(Trecho da fonte):
^^^^^^^^

Algo de impressionante brota
da tela ao iniciarmos a experiência de ver Días
de Santiago. Sensação também presente quando assistimos
os dois filmes de Lucrecia Martel (O
pântano e Santa menina) e os dois primeiros de Pablo
Trapero (Mundo
grua e El bonaerense): a constatação de estarmos
diante de uma modalidade bastante especial de naturalismo
e de diretores capazes de manejar a linguagem cinematográfica
de tal forma a ponto de conseguirem captar através da
câmera o que antes não era possível. Atmosferas, climas,
sugestões e sutilezas que emanam não apenas dos gestos
e expressões faciais dos atores como também da própria
mise-en-scene, das opções de enquadramento. Vemos nesses filmes a
“forma” em sua significação mais transcendental saltitar
e tornar-se substância evidente e pulsante. Substância
essa que nunca aparece como elemento transbordante ou
ocupando um espaço que não deveria preencher e sim unicamente
como recurso que se mescla de maneira perfeita ao conteúdo
que se pretende abordar, para assim transformá-lo e
amplificá-lo.
Esse momento mágico que não está em nenhuma fórmula
ou cartilha cinematográfica resulta propriamente da
plena e harmônica fusão entre “forma” e “conteúdo”.

^^^^^^^^

(Dados disponíveis):
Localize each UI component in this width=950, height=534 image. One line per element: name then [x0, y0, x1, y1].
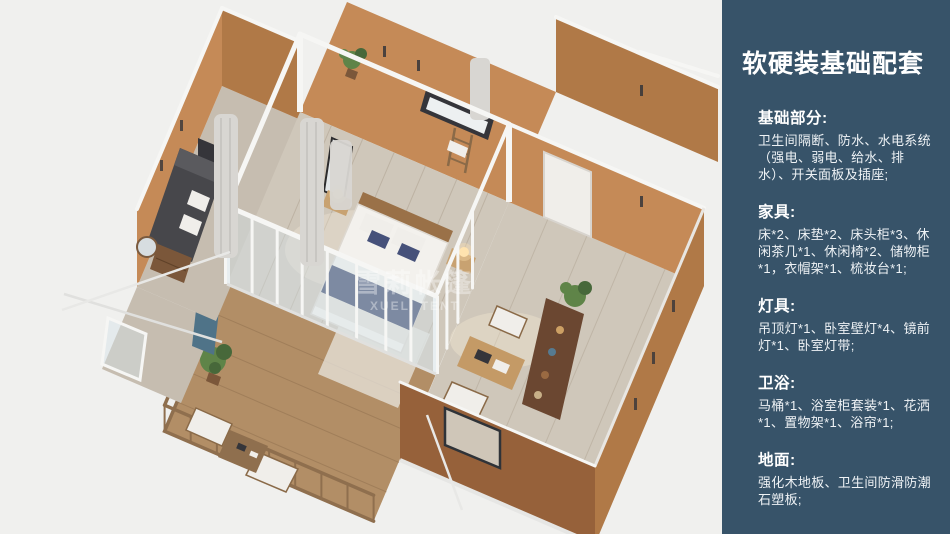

^^^^^^^^

(Questão breve): No trecho da fonte acima, quais filmes de Lucrecia Martel são mencionados?

(Resposta da tarefa): O pântano e Santa menina.